STATED PROBLEM: Search the material and gather each line with "SARABHA" in it.

RECORDS SUPPLIED:
- - -

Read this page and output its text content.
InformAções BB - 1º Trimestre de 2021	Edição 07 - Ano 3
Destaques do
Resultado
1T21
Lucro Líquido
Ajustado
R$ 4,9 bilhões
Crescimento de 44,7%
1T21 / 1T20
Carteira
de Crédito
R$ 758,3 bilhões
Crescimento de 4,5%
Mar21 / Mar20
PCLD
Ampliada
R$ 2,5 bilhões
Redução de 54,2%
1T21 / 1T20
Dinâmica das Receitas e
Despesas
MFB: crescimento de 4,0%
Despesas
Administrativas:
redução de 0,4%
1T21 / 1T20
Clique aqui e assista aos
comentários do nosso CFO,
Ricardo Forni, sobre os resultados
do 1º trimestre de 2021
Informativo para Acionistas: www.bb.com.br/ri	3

- - -

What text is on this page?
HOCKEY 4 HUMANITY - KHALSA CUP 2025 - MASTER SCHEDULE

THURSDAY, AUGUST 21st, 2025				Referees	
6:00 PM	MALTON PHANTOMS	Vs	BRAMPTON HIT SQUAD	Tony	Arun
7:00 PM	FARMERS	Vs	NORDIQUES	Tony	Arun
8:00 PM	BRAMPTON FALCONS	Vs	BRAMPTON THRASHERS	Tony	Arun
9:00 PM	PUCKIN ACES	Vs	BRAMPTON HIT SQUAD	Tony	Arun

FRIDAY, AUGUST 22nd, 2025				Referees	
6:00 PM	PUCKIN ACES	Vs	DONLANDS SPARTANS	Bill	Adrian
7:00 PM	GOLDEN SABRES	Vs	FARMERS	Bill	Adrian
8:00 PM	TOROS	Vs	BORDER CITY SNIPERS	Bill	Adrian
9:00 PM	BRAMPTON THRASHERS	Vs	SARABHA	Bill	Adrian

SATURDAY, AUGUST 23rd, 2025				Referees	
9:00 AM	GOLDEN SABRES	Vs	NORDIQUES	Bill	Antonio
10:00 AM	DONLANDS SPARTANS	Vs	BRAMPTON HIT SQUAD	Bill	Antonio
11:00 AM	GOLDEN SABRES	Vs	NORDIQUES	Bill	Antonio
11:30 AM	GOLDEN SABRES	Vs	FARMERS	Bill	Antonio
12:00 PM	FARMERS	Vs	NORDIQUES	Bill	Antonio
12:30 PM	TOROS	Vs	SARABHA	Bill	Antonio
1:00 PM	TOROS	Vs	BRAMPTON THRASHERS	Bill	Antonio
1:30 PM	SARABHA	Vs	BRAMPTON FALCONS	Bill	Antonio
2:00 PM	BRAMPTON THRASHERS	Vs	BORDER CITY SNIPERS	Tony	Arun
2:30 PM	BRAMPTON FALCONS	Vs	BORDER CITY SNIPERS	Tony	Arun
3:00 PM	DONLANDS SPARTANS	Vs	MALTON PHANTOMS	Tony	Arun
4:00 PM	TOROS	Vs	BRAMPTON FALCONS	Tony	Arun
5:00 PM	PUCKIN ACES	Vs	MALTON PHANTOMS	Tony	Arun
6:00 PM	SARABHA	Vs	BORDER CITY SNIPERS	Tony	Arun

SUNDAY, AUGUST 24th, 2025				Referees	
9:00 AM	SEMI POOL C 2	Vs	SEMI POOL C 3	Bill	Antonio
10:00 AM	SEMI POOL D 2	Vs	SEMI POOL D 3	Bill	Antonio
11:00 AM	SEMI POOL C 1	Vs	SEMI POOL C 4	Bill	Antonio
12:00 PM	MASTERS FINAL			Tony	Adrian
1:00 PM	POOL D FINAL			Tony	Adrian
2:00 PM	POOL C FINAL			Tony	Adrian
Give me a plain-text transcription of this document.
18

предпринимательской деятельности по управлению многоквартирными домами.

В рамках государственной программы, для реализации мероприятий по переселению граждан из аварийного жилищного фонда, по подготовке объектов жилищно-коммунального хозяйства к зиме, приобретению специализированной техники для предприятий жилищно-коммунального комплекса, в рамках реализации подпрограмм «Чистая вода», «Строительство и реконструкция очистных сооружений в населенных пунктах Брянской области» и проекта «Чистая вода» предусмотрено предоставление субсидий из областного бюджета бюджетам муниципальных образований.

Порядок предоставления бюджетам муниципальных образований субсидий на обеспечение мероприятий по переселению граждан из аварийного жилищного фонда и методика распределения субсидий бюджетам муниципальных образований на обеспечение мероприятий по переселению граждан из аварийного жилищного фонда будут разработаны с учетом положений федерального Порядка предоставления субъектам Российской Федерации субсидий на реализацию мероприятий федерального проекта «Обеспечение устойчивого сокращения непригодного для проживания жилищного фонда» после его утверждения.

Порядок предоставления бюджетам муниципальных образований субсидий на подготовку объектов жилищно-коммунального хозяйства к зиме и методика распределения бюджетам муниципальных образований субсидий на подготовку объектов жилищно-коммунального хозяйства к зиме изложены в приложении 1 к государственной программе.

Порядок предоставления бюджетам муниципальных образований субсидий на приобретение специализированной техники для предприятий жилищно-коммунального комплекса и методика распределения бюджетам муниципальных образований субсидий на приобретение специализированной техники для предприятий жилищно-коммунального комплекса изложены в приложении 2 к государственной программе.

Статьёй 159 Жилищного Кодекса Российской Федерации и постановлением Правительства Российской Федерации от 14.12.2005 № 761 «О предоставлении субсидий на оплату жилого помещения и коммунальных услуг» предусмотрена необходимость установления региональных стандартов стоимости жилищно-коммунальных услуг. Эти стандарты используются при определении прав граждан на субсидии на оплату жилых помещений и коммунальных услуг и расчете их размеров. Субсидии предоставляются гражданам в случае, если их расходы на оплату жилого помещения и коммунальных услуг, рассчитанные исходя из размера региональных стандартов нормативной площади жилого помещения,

- - -

FINAL ANSWER:
9:00 PM	BRAMPTON THRASHERS	Vs	SARABHA	Bill	Adrian
12:30 PM	TOROS	Vs	SARABHA	Bill	Antonio
1:30 PM	SARABHA	Vs	BRAMPTON FALCONS	Bill	Antonio
6:00 PM	SARABHA	Vs	BORDER CITY SNIPERS	Tony	Arun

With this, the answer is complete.